# [AVAILABLE RECORDS]
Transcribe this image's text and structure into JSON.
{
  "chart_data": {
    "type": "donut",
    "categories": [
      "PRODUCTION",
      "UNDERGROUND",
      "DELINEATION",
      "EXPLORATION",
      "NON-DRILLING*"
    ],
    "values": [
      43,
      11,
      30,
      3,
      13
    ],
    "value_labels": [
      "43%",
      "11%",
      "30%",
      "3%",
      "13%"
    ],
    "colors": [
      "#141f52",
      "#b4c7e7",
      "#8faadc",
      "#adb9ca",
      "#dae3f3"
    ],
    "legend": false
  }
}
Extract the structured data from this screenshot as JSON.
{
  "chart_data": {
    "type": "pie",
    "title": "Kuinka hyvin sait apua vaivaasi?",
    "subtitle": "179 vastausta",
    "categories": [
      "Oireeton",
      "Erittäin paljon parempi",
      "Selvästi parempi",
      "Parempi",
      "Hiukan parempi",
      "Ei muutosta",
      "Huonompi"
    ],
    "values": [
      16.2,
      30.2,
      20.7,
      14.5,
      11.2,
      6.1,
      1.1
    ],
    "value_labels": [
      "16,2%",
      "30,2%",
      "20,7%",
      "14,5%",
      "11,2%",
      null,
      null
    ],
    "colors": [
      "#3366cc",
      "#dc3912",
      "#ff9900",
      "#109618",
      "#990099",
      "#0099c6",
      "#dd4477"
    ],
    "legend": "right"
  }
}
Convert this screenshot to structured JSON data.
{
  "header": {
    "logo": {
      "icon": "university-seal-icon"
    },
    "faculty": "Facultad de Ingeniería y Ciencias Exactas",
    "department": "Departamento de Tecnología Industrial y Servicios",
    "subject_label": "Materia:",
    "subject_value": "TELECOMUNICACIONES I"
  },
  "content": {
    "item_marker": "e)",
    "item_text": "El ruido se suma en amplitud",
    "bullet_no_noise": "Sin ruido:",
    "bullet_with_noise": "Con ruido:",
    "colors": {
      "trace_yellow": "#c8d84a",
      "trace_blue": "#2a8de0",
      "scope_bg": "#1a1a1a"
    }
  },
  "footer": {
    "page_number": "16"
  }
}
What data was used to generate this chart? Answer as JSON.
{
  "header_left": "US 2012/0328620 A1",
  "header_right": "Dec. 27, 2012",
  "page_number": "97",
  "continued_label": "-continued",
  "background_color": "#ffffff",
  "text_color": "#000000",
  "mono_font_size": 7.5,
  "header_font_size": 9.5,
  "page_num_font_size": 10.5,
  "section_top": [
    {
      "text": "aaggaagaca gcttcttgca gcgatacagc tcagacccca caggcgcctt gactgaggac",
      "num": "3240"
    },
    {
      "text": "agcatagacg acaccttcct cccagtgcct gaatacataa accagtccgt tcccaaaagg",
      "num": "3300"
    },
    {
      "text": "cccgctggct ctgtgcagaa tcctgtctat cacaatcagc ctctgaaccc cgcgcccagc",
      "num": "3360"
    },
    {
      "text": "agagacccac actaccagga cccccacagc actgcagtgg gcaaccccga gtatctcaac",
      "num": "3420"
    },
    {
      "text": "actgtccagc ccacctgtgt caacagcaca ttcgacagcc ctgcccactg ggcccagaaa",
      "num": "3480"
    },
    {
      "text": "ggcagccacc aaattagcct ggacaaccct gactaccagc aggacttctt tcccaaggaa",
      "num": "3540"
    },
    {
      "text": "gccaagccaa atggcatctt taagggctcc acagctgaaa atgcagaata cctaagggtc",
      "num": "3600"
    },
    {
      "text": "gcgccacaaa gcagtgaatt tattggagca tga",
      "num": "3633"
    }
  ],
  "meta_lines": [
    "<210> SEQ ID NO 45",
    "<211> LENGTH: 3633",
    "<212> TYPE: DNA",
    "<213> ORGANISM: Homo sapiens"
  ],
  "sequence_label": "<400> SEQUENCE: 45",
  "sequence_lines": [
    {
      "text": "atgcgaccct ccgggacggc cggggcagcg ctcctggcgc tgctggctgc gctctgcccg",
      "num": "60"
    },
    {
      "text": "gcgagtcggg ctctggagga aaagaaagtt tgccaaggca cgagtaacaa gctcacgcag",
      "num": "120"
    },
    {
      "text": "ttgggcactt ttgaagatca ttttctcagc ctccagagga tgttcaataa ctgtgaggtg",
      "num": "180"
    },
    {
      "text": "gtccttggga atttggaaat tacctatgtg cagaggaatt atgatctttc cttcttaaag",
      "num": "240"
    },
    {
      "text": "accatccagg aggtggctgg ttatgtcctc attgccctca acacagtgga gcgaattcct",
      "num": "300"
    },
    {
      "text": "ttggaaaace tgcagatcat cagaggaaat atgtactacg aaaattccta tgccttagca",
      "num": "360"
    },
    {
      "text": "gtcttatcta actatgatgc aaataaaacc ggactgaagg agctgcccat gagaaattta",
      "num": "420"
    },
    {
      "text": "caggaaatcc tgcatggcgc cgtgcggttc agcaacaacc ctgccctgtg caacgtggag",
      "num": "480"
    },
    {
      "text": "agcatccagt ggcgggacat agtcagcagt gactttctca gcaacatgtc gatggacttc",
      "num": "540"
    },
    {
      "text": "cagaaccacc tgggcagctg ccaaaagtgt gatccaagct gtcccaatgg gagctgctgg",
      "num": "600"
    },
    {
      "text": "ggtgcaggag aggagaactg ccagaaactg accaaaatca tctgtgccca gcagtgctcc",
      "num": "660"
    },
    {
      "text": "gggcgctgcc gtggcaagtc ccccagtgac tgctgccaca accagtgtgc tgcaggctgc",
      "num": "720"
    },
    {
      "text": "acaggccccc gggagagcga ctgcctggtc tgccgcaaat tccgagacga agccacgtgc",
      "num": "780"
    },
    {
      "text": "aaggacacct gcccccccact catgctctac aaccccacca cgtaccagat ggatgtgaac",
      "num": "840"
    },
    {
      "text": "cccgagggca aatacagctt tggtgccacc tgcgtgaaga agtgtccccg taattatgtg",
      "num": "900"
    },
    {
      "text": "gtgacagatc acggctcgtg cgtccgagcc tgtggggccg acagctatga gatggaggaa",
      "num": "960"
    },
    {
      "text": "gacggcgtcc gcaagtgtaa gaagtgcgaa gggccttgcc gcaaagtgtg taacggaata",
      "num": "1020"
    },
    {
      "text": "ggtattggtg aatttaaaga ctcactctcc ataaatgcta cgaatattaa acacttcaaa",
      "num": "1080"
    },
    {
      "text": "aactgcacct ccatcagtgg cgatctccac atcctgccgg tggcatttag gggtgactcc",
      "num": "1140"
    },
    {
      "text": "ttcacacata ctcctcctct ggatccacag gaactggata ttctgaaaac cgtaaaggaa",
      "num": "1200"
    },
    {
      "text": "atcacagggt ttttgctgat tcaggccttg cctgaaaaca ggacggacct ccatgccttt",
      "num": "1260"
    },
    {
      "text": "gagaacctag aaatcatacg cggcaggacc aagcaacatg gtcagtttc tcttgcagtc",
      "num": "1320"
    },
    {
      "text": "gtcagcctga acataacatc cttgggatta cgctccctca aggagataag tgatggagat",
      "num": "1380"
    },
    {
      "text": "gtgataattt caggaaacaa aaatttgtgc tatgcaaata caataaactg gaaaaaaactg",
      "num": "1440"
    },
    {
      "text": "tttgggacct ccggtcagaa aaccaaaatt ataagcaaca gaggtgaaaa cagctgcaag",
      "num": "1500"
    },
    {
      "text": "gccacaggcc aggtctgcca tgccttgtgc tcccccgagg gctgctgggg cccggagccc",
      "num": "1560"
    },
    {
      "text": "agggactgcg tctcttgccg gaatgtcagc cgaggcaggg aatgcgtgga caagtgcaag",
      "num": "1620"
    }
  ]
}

# [EXERCISE]
Where a line contains the string "screenshot", extract that line.

# [ANSWER TO THIS TASK]
Extract the structured data from this screenshot as JSON.
Convert this screenshot to structured JSON data.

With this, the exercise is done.